**WORK INSTRUCTIONS**
Look over the entries that follow and work out how many lines contain "What". State the number only.

————————

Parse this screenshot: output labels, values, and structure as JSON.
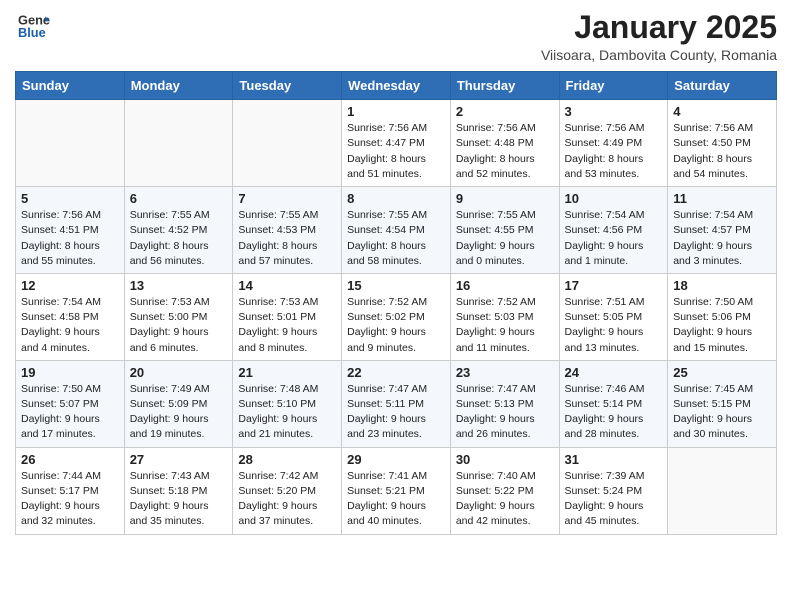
{
  "header": {
    "logo_line1": "General",
    "logo_line2": "Blue",
    "month": "January 2025",
    "location": "Viisoara, Dambovita County, Romania"
  },
  "weekdays": [
    "Sunday",
    "Monday",
    "Tuesday",
    "Wednesday",
    "Thursday",
    "Friday",
    "Saturday"
  ],
  "weeks": [
    [
      {
        "day": "",
        "info": ""
      },
      {
        "day": "",
        "info": ""
      },
      {
        "day": "",
        "info": ""
      },
      {
        "day": "1",
        "info": "Sunrise: 7:56 AM\nSunset: 4:47 PM\nDaylight: 8 hours and 51 minutes."
      },
      {
        "day": "2",
        "info": "Sunrise: 7:56 AM\nSunset: 4:48 PM\nDaylight: 8 hours and 52 minutes."
      },
      {
        "day": "3",
        "info": "Sunrise: 7:56 AM\nSunset: 4:49 PM\nDaylight: 8 hours and 53 minutes."
      },
      {
        "day": "4",
        "info": "Sunrise: 7:56 AM\nSunset: 4:50 PM\nDaylight: 8 hours and 54 minutes."
      }
    ],
    [
      {
        "day": "5",
        "info": "Sunrise: 7:56 AM\nSunset: 4:51 PM\nDaylight: 8 hours and 55 minutes."
      },
      {
        "day": "6",
        "info": "Sunrise: 7:55 AM\nSunset: 4:52 PM\nDaylight: 8 hours and 56 minutes."
      },
      {
        "day": "7",
        "info": "Sunrise: 7:55 AM\nSunset: 4:53 PM\nDaylight: 8 hours and 57 minutes."
      },
      {
        "day": "8",
        "info": "Sunrise: 7:55 AM\nSunset: 4:54 PM\nDaylight: 8 hours and 58 minutes."
      },
      {
        "day": "9",
        "info": "Sunrise: 7:55 AM\nSunset: 4:55 PM\nDaylight: 9 hours and 0 minutes."
      },
      {
        "day": "10",
        "info": "Sunrise: 7:54 AM\nSunset: 4:56 PM\nDaylight: 9 hours and 1 minute."
      },
      {
        "day": "11",
        "info": "Sunrise: 7:54 AM\nSunset: 4:57 PM\nDaylight: 9 hours and 3 minutes."
      }
    ],
    [
      {
        "day": "12",
        "info": "Sunrise: 7:54 AM\nSunset: 4:58 PM\nDaylight: 9 hours and 4 minutes."
      },
      {
        "day": "13",
        "info": "Sunrise: 7:53 AM\nSunset: 5:00 PM\nDaylight: 9 hours and 6 minutes."
      },
      {
        "day": "14",
        "info": "Sunrise: 7:53 AM\nSunset: 5:01 PM\nDaylight: 9 hours and 8 minutes."
      },
      {
        "day": "15",
        "info": "Sunrise: 7:52 AM\nSunset: 5:02 PM\nDaylight: 9 hours and 9 minutes."
      },
      {
        "day": "16",
        "info": "Sunrise: 7:52 AM\nSunset: 5:03 PM\nDaylight: 9 hours and 11 minutes."
      },
      {
        "day": "17",
        "info": "Sunrise: 7:51 AM\nSunset: 5:05 PM\nDaylight: 9 hours and 13 minutes."
      },
      {
        "day": "18",
        "info": "Sunrise: 7:50 AM\nSunset: 5:06 PM\nDaylight: 9 hours and 15 minutes."
      }
    ],
    [
      {
        "day": "19",
        "info": "Sunrise: 7:50 AM\nSunset: 5:07 PM\nDaylight: 9 hours and 17 minutes."
      },
      {
        "day": "20",
        "info": "Sunrise: 7:49 AM\nSunset: 5:09 PM\nDaylight: 9 hours and 19 minutes."
      },
      {
        "day": "21",
        "info": "Sunrise: 7:48 AM\nSunset: 5:10 PM\nDaylight: 9 hours and 21 minutes."
      },
      {
        "day": "22",
        "info": "Sunrise: 7:47 AM\nSunset: 5:11 PM\nDaylight: 9 hours and 23 minutes."
      },
      {
        "day": "23",
        "info": "Sunrise: 7:47 AM\nSunset: 5:13 PM\nDaylight: 9 hours and 26 minutes."
      },
      {
        "day": "24",
        "info": "Sunrise: 7:46 AM\nSunset: 5:14 PM\nDaylight: 9 hours and 28 minutes."
      },
      {
        "day": "25",
        "info": "Sunrise: 7:45 AM\nSunset: 5:15 PM\nDaylight: 9 hours and 30 minutes."
      }
    ],
    [
      {
        "day": "26",
        "info": "Sunrise: 7:44 AM\nSunset: 5:17 PM\nDaylight: 9 hours and 32 minutes."
      },
      {
        "day": "27",
        "info": "Sunrise: 7:43 AM\nSunset: 5:18 PM\nDaylight: 9 hours and 35 minutes."
      },
      {
        "day": "28",
        "info": "Sunrise: 7:42 AM\nSunset: 5:20 PM\nDaylight: 9 hours and 37 minutes."
      },
      {
        "day": "29",
        "info": "Sunrise: 7:41 AM\nSunset: 5:21 PM\nDaylight: 9 hours and 40 minutes."
      },
      {
        "day": "30",
        "info": "Sunrise: 7:40 AM\nSunset: 5:22 PM\nDaylight: 9 hours and 42 minutes."
      },
      {
        "day": "31",
        "info": "Sunrise: 7:39 AM\nSunset: 5:24 PM\nDaylight: 9 hours and 45 minutes."
      },
      {
        "day": "",
        "info": ""
      }
    ]
  ]
}
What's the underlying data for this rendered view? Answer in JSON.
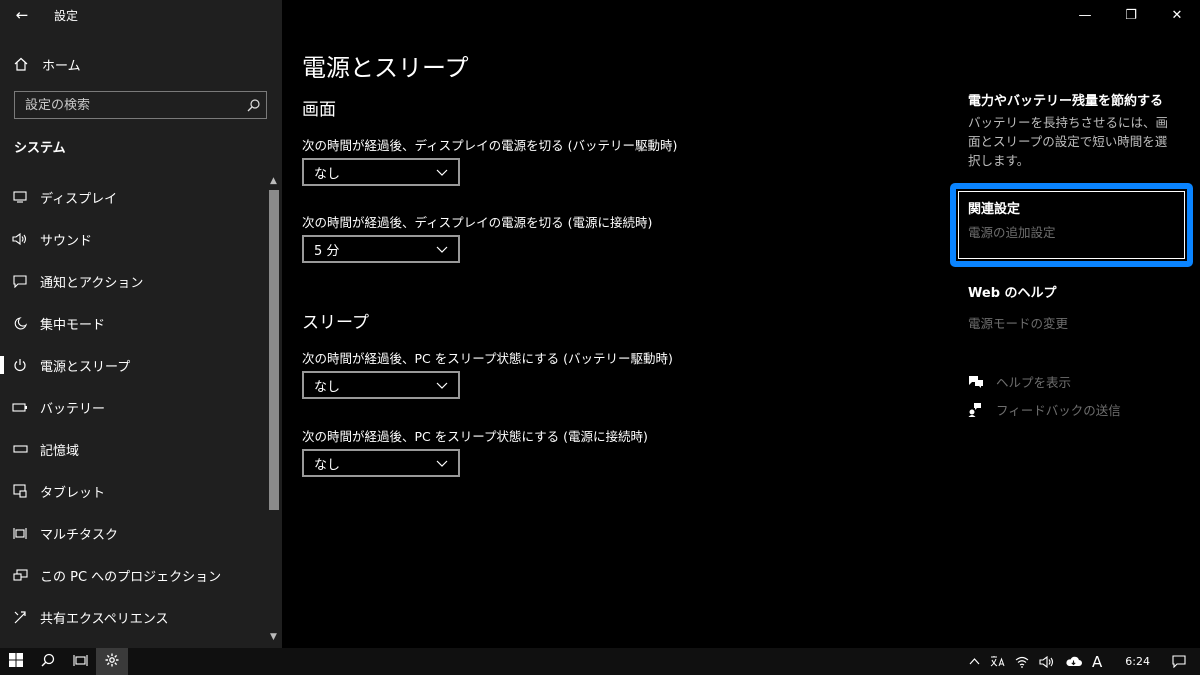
{
  "app": {
    "back_glyph": "←",
    "title": "設定"
  },
  "window_controls": {
    "minimize": "—",
    "restore": "❐",
    "close": "✕"
  },
  "sidebar": {
    "home_label": "ホーム",
    "search_placeholder": "設定の検索",
    "section_title": "システム",
    "items": [
      {
        "label": "ディスプレイ",
        "icon": "display-icon"
      },
      {
        "label": "サウンド",
        "icon": "sound-icon"
      },
      {
        "label": "通知とアクション",
        "icon": "notification-icon"
      },
      {
        "label": "集中モード",
        "icon": "moon-icon"
      },
      {
        "label": "電源とスリープ",
        "icon": "power-icon",
        "active": true
      },
      {
        "label": "バッテリー",
        "icon": "battery-icon"
      },
      {
        "label": "記憶域",
        "icon": "storage-icon"
      },
      {
        "label": "タブレット",
        "icon": "tablet-icon"
      },
      {
        "label": "マルチタスク",
        "icon": "multitask-icon"
      },
      {
        "label": "この PC へのプロジェクション",
        "icon": "projection-icon"
      },
      {
        "label": "共有エクスペリエンス",
        "icon": "shared-icon"
      }
    ]
  },
  "main": {
    "page_title": "電源とスリープ",
    "screen_heading": "画面",
    "screen_battery_label": "次の時間が経過後、ディスプレイの電源を切る (バッテリー駆動時)",
    "screen_battery_value": "なし",
    "screen_plugged_label": "次の時間が経過後、ディスプレイの電源を切る (電源に接続時)",
    "screen_plugged_value": "5 分",
    "sleep_heading": "スリープ",
    "sleep_battery_label": "次の時間が経過後、PC をスリープ状態にする (バッテリー駆動時)",
    "sleep_battery_value": "なし",
    "sleep_plugged_label": "次の時間が経過後、PC をスリープ状態にする (電源に接続時)",
    "sleep_plugged_value": "なし"
  },
  "right_panel": {
    "save_title": "電力やバッテリー残量を節約する",
    "save_text": "バッテリーを長持ちさせるには、画面とスリープの設定で短い時間を選択します。",
    "related_title": "関連設定",
    "related_link": "電源の追加設定",
    "web_help_title": "Web のヘルプ",
    "web_help_link": "電源モードの変更",
    "show_help": "ヘルプを表示",
    "send_feedback": "フィードバックの送信"
  },
  "taskbar": {
    "clock": "6:24",
    "ime": "A",
    "accent_color": "#0a84ff"
  }
}
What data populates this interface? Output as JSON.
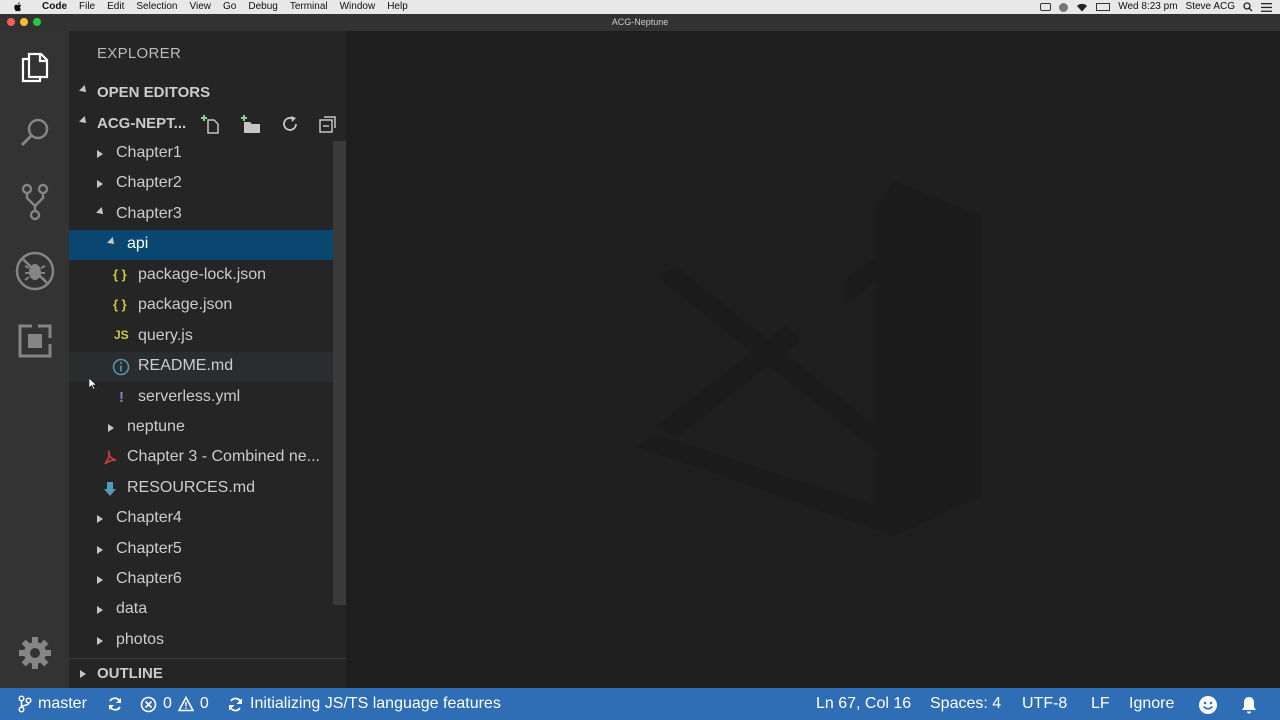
{
  "menubar": {
    "app_name": "Code",
    "menus": [
      "File",
      "Edit",
      "Selection",
      "View",
      "Go",
      "Debug",
      "Terminal",
      "Window",
      "Help"
    ],
    "clock": "Wed 8:23 pm",
    "user": "Steve ACG"
  },
  "window": {
    "title": "ACG-Neptune"
  },
  "activity_bar": [
    "files-icon",
    "search-icon",
    "source-control-icon",
    "debug-icon",
    "extensions-icon",
    "gear-icon"
  ],
  "sidebar": {
    "title": "EXPLORER",
    "open_editors": "OPEN EDITORS",
    "folder": "ACG-NEPT...",
    "outline": "OUTLINE",
    "tree": [
      {
        "label": "Chapter1"
      },
      {
        "label": "Chapter2"
      },
      {
        "label": "Chapter3"
      },
      {
        "label": "api"
      },
      {
        "label": "package-lock.json",
        "icon": "{ }"
      },
      {
        "label": "package.json",
        "icon": "{ }"
      },
      {
        "label": "query.js",
        "icon": "JS"
      },
      {
        "label": "README.md"
      },
      {
        "label": "serverless.yml",
        "icon": "!"
      },
      {
        "label": "neptune"
      },
      {
        "label": "Chapter 3 - Combined ne..."
      },
      {
        "label": "RESOURCES.md"
      },
      {
        "label": "Chapter4"
      },
      {
        "label": "Chapter5"
      },
      {
        "label": "Chapter6"
      },
      {
        "label": "data"
      },
      {
        "label": "photos"
      }
    ]
  },
  "statusbar": {
    "branch": "master",
    "errors": "0",
    "warnings": "0",
    "task": "Initializing JS/TS language features",
    "position": "Ln 67, Col 16",
    "spaces": "Spaces: 4",
    "encoding": "UTF-8",
    "eol": "LF",
    "ignore": "Ignore"
  },
  "colors": {
    "statusbar": "#2f6db5",
    "selection": "#094771",
    "json_icon": "#cbcb41",
    "js_icon": "#cbcb41",
    "yml_icon": "#a074c4",
    "info_icon": "#519aba",
    "pdf_icon": "#cc3e44",
    "md_icon": "#519aba"
  }
}
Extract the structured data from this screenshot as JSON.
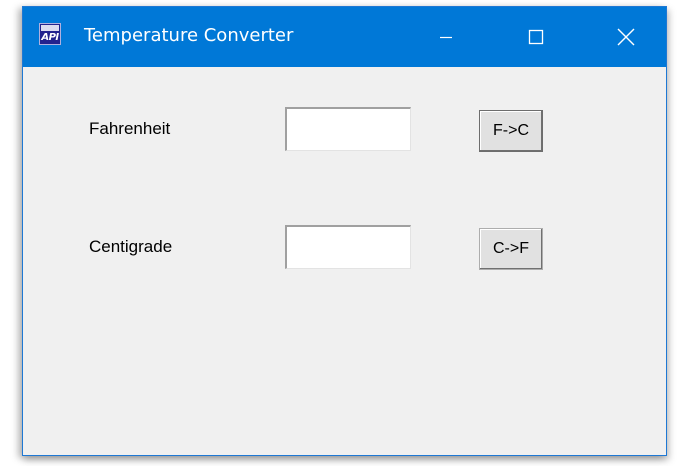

————————

**CORRECT ANSWER**
2